*Texte fourni:*
..........

Revente des voitures électriques : le piège se referme sur les propriétaires

mars 25, 2025

L’euphorie qui entourait la voiture électrique semble s’essouffler face à une réalité économique bien plus brutale ! Si l’électromobilité a longtemps été portée aux nues comme la solution miracle à la transition énergétique, le marché de l’occasion, lui, s’écroule. Dépréciation fulgurante, coûts d’entretien sous-estimés, méfiance croissante des loueurs… Les signaux d’alerte se multiplient et la revente d’un véhicule électrique vire au cauchemar pour de nombreux propriétaires. Le point sur le sujet avec Univers Motors !

Une chute de valeur sans précédent

En quelques mois, le marché a basculé. Des modèles récents affichent des pertes de valeur allant jusqu’à 40 % en une seule année, un effondrement que peu d’acheteurs avaient anticipé. En moyenne, après trois ans, la décote atteint entre 45 % et 60 %, selon les relevés du secteur. Cette spirale est alimentée par une série de baisses de prix agressives sur le neuf, initiées notamment par Tesla, qui ont directement plombé la valeur de revente de ses propres véhicules. Résultat : des concessionnaires qui rechignent à reprendre ces voitures, des particuliers piégés avec des véhicules difficilement valorisables, et un cercle vicieux qui s’auto-entretient. A l’origine d’un espoir économique, la voiture électrique d’occasion devient aujourd’hui un fardeau difficile à écouler.

..........

*Informations fournies:*
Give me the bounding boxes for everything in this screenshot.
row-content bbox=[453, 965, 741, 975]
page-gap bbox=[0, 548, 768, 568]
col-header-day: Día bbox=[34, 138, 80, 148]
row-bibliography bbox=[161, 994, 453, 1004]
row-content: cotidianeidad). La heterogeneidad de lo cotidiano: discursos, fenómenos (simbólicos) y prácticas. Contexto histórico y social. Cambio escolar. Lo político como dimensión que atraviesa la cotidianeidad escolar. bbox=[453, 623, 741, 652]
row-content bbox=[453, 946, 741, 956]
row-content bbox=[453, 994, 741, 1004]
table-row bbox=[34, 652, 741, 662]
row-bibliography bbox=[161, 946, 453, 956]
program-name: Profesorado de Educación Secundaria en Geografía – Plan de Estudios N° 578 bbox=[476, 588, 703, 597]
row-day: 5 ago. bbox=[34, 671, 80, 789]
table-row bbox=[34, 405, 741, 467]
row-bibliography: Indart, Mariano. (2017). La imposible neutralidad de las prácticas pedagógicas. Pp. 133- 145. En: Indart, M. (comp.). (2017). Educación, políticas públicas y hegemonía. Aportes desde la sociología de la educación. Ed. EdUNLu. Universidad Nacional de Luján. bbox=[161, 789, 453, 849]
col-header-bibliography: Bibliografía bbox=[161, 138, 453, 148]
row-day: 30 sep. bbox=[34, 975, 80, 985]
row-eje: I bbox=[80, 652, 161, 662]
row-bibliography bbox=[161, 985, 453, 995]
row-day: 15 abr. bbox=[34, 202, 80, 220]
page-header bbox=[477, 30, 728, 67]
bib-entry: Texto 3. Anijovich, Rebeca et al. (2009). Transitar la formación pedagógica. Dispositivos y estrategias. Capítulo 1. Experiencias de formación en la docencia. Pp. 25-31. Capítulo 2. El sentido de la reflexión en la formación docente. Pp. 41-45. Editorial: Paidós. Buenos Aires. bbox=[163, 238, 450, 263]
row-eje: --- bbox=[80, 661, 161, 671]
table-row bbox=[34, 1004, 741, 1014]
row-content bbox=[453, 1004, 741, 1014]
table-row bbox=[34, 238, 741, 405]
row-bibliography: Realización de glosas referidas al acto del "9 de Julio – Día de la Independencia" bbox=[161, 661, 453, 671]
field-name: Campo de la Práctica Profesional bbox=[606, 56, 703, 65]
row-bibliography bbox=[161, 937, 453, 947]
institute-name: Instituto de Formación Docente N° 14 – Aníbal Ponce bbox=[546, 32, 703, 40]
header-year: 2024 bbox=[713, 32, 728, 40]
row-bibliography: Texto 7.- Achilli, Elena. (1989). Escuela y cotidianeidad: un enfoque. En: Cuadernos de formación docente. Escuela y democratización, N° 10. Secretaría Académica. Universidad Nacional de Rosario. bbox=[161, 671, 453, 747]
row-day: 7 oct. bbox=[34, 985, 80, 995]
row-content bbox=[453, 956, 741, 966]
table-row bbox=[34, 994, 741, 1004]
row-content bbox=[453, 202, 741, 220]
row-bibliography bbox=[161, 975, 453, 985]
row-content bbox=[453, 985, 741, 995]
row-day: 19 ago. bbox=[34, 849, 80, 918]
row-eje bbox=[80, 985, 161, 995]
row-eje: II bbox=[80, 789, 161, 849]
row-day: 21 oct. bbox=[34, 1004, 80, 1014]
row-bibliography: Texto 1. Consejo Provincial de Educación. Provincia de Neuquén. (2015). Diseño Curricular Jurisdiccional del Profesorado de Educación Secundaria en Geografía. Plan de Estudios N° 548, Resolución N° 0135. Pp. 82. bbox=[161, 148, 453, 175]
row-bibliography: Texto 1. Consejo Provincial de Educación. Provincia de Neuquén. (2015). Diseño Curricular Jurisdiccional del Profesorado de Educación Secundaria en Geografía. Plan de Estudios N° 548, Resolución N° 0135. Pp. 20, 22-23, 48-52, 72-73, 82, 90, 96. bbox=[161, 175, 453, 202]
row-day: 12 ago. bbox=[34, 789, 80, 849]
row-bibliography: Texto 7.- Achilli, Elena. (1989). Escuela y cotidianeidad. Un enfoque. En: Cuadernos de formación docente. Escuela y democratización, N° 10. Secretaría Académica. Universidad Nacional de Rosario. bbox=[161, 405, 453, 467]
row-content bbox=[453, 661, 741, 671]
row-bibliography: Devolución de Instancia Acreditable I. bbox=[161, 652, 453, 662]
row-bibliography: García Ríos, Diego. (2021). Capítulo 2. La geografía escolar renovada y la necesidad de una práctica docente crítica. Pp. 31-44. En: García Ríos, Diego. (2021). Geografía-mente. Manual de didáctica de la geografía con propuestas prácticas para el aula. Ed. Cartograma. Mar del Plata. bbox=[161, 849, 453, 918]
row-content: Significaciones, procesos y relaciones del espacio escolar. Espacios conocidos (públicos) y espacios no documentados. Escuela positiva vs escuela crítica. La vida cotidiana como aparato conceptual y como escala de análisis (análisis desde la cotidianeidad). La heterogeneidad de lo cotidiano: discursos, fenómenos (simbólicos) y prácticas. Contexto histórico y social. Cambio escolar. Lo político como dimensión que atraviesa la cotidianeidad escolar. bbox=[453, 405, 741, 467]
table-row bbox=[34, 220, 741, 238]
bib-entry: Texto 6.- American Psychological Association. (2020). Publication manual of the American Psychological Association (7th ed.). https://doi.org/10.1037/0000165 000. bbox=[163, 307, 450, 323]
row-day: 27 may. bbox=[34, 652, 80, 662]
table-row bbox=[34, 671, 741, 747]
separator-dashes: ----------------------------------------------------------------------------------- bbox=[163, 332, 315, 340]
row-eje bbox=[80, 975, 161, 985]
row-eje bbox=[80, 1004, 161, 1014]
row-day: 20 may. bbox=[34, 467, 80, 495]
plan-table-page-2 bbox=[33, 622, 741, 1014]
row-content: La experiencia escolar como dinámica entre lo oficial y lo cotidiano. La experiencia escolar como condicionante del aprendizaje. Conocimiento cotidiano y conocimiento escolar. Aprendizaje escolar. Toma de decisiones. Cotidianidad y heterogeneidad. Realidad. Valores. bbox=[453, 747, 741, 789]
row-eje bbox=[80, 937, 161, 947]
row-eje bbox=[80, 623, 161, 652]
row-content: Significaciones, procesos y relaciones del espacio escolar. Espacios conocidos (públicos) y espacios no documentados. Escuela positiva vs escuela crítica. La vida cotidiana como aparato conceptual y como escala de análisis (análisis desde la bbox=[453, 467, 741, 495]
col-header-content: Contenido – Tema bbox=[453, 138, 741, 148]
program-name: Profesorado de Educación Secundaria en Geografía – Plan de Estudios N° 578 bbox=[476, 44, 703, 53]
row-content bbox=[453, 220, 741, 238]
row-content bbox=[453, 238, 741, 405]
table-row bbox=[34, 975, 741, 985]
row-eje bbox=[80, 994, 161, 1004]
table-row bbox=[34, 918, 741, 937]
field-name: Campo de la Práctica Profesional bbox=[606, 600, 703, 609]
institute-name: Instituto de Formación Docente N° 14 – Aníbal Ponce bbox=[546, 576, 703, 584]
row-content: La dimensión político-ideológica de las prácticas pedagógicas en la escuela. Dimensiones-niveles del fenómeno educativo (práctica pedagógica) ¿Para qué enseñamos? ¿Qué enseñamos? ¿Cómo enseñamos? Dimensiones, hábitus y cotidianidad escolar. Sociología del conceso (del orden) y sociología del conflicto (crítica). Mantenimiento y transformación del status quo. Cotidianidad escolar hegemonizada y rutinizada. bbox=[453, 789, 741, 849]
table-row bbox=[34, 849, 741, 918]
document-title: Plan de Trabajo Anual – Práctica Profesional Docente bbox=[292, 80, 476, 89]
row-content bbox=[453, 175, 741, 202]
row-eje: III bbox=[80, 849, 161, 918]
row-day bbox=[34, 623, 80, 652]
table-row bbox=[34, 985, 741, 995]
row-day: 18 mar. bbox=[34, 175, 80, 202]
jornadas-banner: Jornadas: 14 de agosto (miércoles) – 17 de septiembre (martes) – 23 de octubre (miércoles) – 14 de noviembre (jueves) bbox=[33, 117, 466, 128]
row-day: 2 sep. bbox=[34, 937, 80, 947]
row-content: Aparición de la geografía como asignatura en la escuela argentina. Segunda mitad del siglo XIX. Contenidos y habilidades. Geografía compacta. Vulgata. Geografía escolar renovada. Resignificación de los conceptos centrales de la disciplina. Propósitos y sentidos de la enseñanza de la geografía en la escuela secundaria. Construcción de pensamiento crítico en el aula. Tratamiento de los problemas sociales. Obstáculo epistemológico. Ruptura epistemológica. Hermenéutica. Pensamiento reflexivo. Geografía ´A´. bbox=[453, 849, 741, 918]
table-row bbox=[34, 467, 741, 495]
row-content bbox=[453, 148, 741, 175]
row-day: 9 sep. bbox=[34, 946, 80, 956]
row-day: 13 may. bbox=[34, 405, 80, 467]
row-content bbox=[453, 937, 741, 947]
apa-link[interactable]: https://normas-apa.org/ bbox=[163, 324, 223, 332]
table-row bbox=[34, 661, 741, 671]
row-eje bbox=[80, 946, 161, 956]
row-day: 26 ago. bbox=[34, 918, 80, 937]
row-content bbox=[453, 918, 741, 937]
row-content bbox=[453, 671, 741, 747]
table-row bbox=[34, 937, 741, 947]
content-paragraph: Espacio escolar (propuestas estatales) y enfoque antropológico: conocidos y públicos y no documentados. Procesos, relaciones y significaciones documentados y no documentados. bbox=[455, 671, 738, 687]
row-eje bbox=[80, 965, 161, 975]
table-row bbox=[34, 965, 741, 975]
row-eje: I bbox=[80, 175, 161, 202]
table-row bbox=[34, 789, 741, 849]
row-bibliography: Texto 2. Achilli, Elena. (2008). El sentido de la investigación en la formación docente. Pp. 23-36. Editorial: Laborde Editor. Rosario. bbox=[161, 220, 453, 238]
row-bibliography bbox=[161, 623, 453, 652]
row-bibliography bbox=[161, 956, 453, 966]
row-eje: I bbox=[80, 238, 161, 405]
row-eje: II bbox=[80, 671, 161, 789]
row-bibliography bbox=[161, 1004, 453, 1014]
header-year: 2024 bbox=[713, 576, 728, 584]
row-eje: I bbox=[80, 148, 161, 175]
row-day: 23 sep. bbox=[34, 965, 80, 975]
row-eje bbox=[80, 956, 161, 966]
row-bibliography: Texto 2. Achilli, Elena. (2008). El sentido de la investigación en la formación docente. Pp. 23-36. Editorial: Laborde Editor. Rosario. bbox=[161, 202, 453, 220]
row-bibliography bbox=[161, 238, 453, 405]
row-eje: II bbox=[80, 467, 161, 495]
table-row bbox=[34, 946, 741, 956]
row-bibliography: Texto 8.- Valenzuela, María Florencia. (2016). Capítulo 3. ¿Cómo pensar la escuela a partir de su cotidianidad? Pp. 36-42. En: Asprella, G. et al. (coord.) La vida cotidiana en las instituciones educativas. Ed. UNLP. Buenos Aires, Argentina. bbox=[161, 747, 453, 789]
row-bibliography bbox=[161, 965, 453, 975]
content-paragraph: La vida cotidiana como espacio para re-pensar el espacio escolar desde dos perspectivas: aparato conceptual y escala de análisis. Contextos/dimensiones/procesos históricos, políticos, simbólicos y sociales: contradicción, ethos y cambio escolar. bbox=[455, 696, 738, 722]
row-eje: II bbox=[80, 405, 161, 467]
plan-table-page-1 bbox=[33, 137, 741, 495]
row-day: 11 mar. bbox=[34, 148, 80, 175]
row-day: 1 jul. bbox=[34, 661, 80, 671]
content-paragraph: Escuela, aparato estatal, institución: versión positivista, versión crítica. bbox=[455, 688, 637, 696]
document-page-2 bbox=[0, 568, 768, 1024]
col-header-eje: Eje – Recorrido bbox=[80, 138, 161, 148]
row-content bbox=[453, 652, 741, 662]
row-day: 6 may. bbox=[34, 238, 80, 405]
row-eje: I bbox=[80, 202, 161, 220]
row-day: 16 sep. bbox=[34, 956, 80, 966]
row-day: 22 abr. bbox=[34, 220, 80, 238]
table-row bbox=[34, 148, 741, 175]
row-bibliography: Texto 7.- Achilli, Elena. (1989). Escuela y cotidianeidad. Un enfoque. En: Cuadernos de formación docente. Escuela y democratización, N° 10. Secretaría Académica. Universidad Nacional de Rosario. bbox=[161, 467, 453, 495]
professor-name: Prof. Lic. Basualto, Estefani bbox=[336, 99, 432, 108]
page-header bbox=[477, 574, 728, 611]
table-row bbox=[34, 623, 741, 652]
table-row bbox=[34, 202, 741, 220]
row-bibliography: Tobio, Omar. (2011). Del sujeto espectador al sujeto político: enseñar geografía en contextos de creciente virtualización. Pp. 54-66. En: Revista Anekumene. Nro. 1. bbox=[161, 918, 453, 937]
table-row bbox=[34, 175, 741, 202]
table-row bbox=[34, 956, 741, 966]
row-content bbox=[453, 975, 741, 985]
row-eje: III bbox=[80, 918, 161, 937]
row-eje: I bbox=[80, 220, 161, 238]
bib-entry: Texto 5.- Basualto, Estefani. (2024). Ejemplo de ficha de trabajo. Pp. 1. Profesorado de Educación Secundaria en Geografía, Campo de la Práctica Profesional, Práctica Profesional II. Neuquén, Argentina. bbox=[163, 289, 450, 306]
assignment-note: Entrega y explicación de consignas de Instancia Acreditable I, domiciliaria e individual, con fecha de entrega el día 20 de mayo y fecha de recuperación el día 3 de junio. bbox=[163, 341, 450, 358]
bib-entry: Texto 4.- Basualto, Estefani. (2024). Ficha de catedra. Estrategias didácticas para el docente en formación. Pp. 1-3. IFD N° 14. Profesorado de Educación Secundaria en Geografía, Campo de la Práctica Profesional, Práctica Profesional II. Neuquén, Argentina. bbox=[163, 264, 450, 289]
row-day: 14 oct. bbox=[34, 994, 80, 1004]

..........

Reprenez l'article sur la revente des voitures électriques après sa dernière phrase et rédigez-en la suite.

*Réponse:*
Les loueurs jettent l’éponge

Symbole de cette déroute : la décision choc du géant Hertz de se débarrasser de 20 000 Tesla bien avant le terme initial de leur contrat. Motif invoqué ? Un modèle économique devenu intenable. La perte moyenne atteint 12 000 euros par véhicule, pour un impact global de 225 millions d’euros sur la seule opération. Même son de cloche chez Sixt, qui réduit drastiquement ses commandes de voitures électriques. Ces signaux en provenance des professionnels, pourtant souvent en avance sur les tendances du marché, sont loin d’être anodins. Ils traduisent une perte de confiance structurelle, et laissent craindre une vague de mises en vente massives, qui viendraient encore tirer les prix vers le bas sur le marché de l’occasion.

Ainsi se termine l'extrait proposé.